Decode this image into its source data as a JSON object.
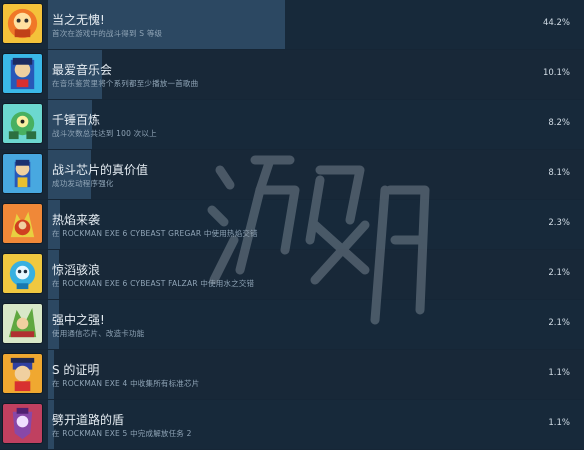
{
  "achievements": [
    {
      "title": "当之无愧!",
      "desc": "首次在游戏中的战斗得到 S 等级",
      "pct": "44.2%",
      "progress": 0.442,
      "icon": "achievement-badge-icon",
      "color": "#f07828"
    },
    {
      "title": "最爱音乐会",
      "desc": "在音乐鉴赏里将个系列都至少播放一首歌曲",
      "pct": "10.1%",
      "progress": 0.101,
      "icon": "music-navi-icon",
      "color": "#3070c8"
    },
    {
      "title": "千锤百炼",
      "desc": "战斗次数总共达到 100 次以上",
      "pct": "8.2%",
      "progress": 0.082,
      "icon": "robot-icon",
      "color": "#48b060"
    },
    {
      "title": "战斗芯片的真价值",
      "desc": "成功发动程序强化",
      "pct": "8.1%",
      "progress": 0.081,
      "icon": "battle-chip-icon",
      "color": "#2858b8"
    },
    {
      "title": "热焰来袭",
      "desc": "在 ROCKMAN EXE 6 CYBEAST GREGAR 中使用热焰交错",
      "pct": "2.3%",
      "progress": 0.023,
      "icon": "fire-beast-icon",
      "color": "#e86a28"
    },
    {
      "title": "惊滔骇浪",
      "desc": "在 ROCKMAN EXE 6 CYBEAST FALZAR 中使用水之交错",
      "pct": "2.1%",
      "progress": 0.021,
      "icon": "aqua-navi-icon",
      "color": "#38b0e0"
    },
    {
      "title": "强中之强!",
      "desc": "使用通信芯片、改造卡功能",
      "pct": "2.1%",
      "progress": 0.021,
      "icon": "fighter-navi-icon",
      "color": "#60a840"
    },
    {
      "title": "S 的证明",
      "desc": "在 ROCKMAN EXE 4 中收集所有标准芯片",
      "pct": "1.1%",
      "progress": 0.011,
      "icon": "hero-portrait-icon",
      "color": "#e8a828"
    },
    {
      "title": "劈开道路的盾",
      "desc": "在 ROCKMAN EXE 5 中完成解放任务 2",
      "pct": "1.1%",
      "progress": 0.011,
      "icon": "shield-knight-icon",
      "color": "#8848a8"
    }
  ],
  "watermark": {
    "text": "游侠网"
  }
}
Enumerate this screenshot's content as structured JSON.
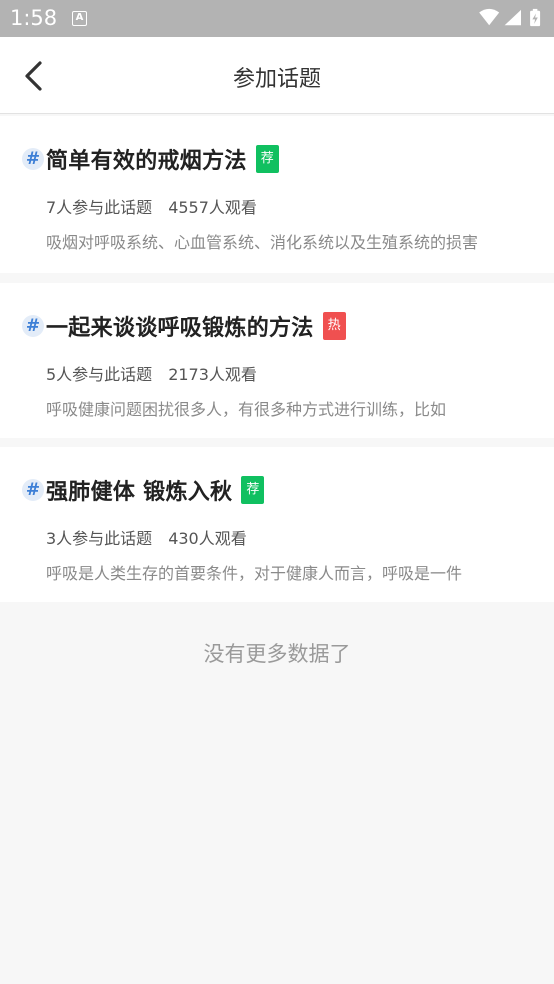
{
  "status_bar": {
    "time": "1:58",
    "notification_icon": "A",
    "icons": [
      "wifi-icon",
      "signal-icon",
      "battery-charging-icon"
    ]
  },
  "header": {
    "title": "参加话题",
    "back_icon": "chevron-left-icon"
  },
  "topics": [
    {
      "hash": "#",
      "title": "简单有效的戒烟方法",
      "badge": "荐",
      "badge_type": "recommend",
      "participants": "7人参与此话题",
      "views": "4557人观看",
      "description": "吸烟对呼吸系统、心血管系统、消化系统以及生殖系统的损害"
    },
    {
      "hash": "#",
      "title": "一起来谈谈呼吸锻炼的方法",
      "badge": "热",
      "badge_type": "hot",
      "participants": "5人参与此话题",
      "views": "2173人观看",
      "description": "呼吸健康问题困扰很多人，有很多种方式进行训练，比如"
    },
    {
      "hash": "#",
      "title": "强肺健体 锻炼入秋",
      "badge": "荐",
      "badge_type": "recommend",
      "participants": "3人参与此话题",
      "views": "430人观看",
      "description": "呼吸是人类生存的首要条件，对于健康人而言，呼吸是一件"
    }
  ],
  "footer_text": "没有更多数据了",
  "colors": {
    "recommend_badge": "#10c060",
    "hot_badge": "#f05050",
    "hash_accent": "#3d7fd6",
    "status_bar": "#b3b3b3"
  }
}
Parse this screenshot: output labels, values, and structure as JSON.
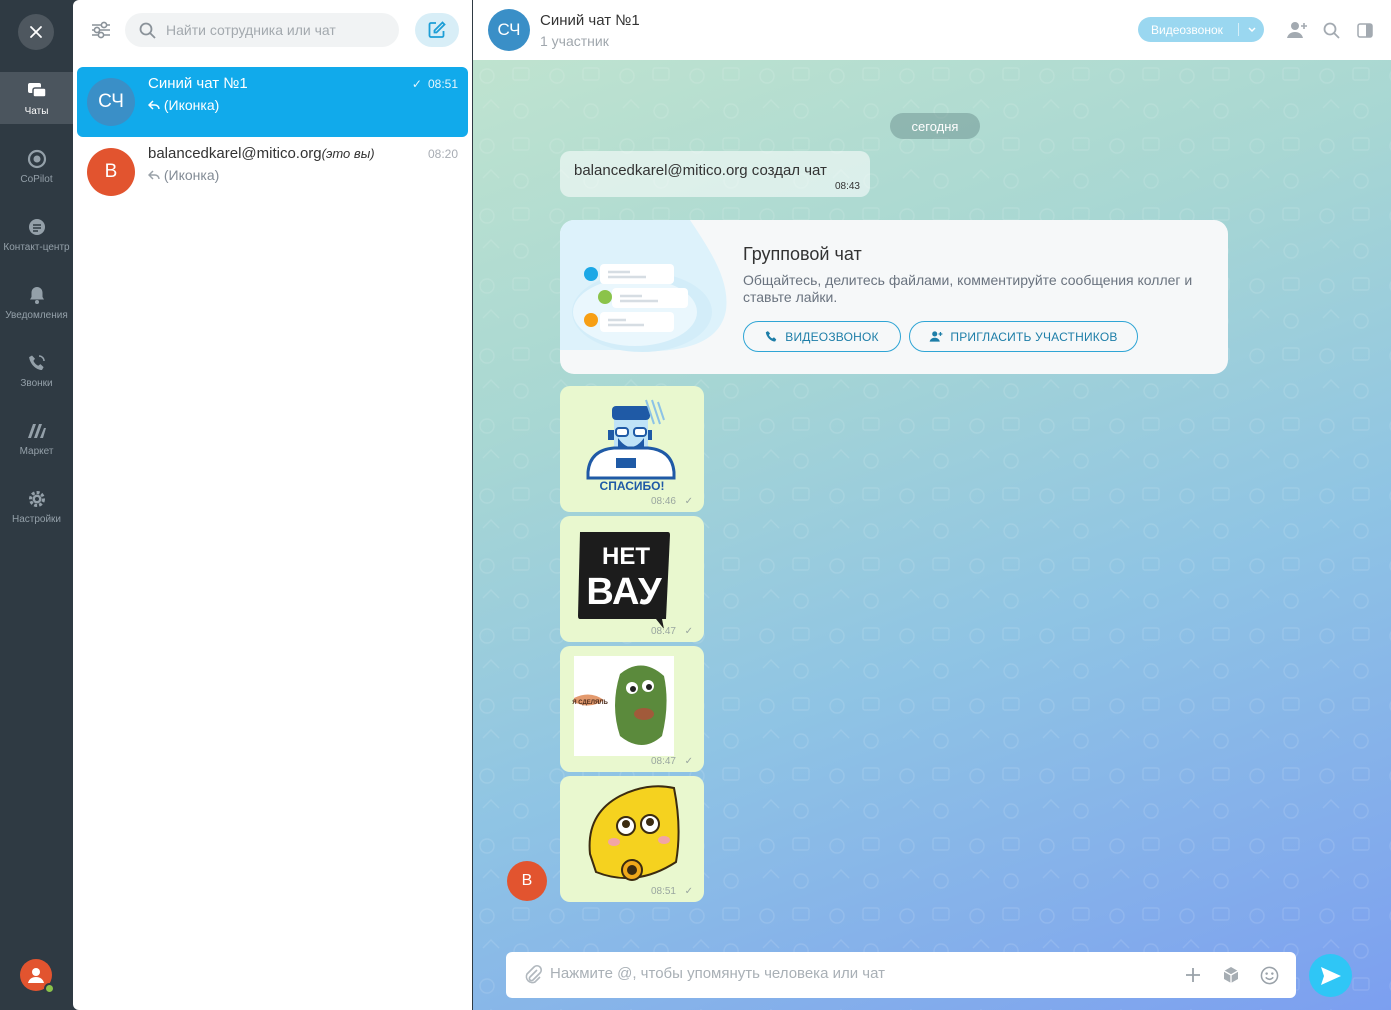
{
  "rail": {
    "close_icon": "close-icon",
    "items": [
      {
        "label": "Чаты",
        "icon": "chats-icon",
        "active": true
      },
      {
        "label": "CoPilot",
        "icon": "copilot-icon",
        "active": false
      },
      {
        "label": "Контакт-центр",
        "icon": "contact-center-icon",
        "active": false
      },
      {
        "label": "Уведомления",
        "icon": "bell-icon",
        "active": false
      },
      {
        "label": "Звонки",
        "icon": "phone-icon",
        "active": false
      },
      {
        "label": "Маркет",
        "icon": "market-icon",
        "active": false
      },
      {
        "label": "Настройки",
        "icon": "gear-icon",
        "active": false
      }
    ]
  },
  "list": {
    "search_placeholder": "Найти сотрудника или чат",
    "chats": [
      {
        "avatar": "СЧ",
        "avatar_color": "#3a8fc7",
        "title": "Синий чат №1",
        "title_note": "",
        "preview": "(Иконка)",
        "time": "08:51",
        "read": true,
        "active": true
      },
      {
        "avatar": "B",
        "avatar_color": "#e2542f",
        "title": "balancedkarel@mitico.org",
        "title_note": "(это вы)",
        "preview": "(Иконка)",
        "time": "08:20",
        "read": false,
        "active": false
      }
    ]
  },
  "header": {
    "avatar": "СЧ",
    "title": "Синий чат №1",
    "subtitle": "1 участник",
    "video_call": "Видеозвонок"
  },
  "messages": {
    "date": "сегодня",
    "system_text": "balancedkarel@mitico.org создал чат",
    "system_time": "08:43",
    "card": {
      "title": "Групповой чат",
      "description": "Общайтесь, делитесь файлами, комментируйте сообщения коллег и ставьте лайки.",
      "video_button": "ВИДЕОЗВОНОК",
      "invite_button": "ПРИГЛАСИТЬ УЧАСТНИКОВ"
    },
    "stickers": [
      {
        "name": "sticker-spasibo",
        "time": "08:46",
        "caption": "СПАСИБО!"
      },
      {
        "name": "sticker-net-vau",
        "time": "08:47",
        "caption_top": "НЕТ",
        "caption_bottom": "ВАУ"
      },
      {
        "name": "sticker-ya-sdelyal",
        "time": "08:47",
        "caption": "Я СДЕЛЯЛЬ"
      },
      {
        "name": "sticker-yellow-cat",
        "time": "08:51"
      }
    ],
    "sender_avatar": "B",
    "check": "✓"
  },
  "composer": {
    "placeholder": "Нажмите @, чтобы упомянуть человека или чат"
  },
  "colors": {
    "accent": "#11aaeb",
    "send": "#2fc6f6",
    "rail": "#2f3a43",
    "user_avatar": "#e2542f"
  }
}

━━━━━━━━━━

**What you should do**
Copy out every line where the word "description" occurs.

**Task output**
      "description": "吸烟对呼吸系统、心血管系统、消化系统以及生殖系统的损害"
      "description": "呼吸健康问题困扰很多人，有很多种方式进行训练，比如"
      "description": "呼吸是人类生存的首要条件，对于健康人而言，呼吸是一件"
      "description": "Общайтесь, делитесь файлами, комментируйте сообщения коллег и ставьте лайки.",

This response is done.